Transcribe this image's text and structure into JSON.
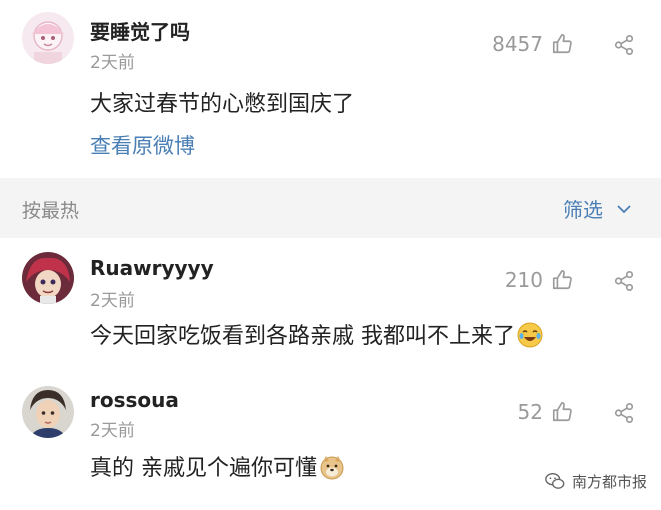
{
  "post": {
    "author": "要睡觉了吗",
    "time": "2天前",
    "likes": "8457",
    "content": "大家过春节的心憋到国庆了",
    "view_original": "查看原微博"
  },
  "sortbar": {
    "sort_label": "按最热",
    "filter_label": "筛选"
  },
  "comments": [
    {
      "author": "Ruawryyyy",
      "time": "2天前",
      "likes": "210",
      "content": "今天回家吃饭看到各路亲戚 我都叫不上来了",
      "emoji": "laugh-cry-emoji"
    },
    {
      "author": "rossoua",
      "time": "2天前",
      "likes": "52",
      "content": "真的 亲戚见个遍你可懂",
      "emoji": "doge-emoji"
    }
  ],
  "watermark": {
    "label": "南方都市报"
  },
  "colors": {
    "link": "#4a7fb5",
    "muted": "#9a9a9a",
    "sortbar_bg": "#f4f4f4"
  }
}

What you will do> Reproduce all of the material above word for word. Omit the pictures.

Solution below>
Transcribe this image's text and structure into JSON.
{
  "post": {
    "author": "要睡觉了吗",
    "time": "2天前",
    "likes": "8457",
    "content": "大家过春节的心憋到国庆了",
    "view_original": "查看原微博"
  },
  "sortbar": {
    "sort_label": "按最热",
    "filter_label": "筛选"
  },
  "comments": [
    {
      "author": "Ruawryyyy",
      "time": "2天前",
      "likes": "210",
      "content": "今天回家吃饭看到各路亲戚 我都叫不上来了",
      "emoji": "laugh-cry-emoji"
    },
    {
      "author": "rossoua",
      "time": "2天前",
      "likes": "52",
      "content": "真的 亲戚见个遍你可懂",
      "emoji": "doge-emoji"
    }
  ],
  "watermark": {
    "label": "南方都市报"
  },
  "colors": {
    "link": "#4a7fb5",
    "muted": "#9a9a9a",
    "sortbar_bg": "#f4f4f4"
  }
}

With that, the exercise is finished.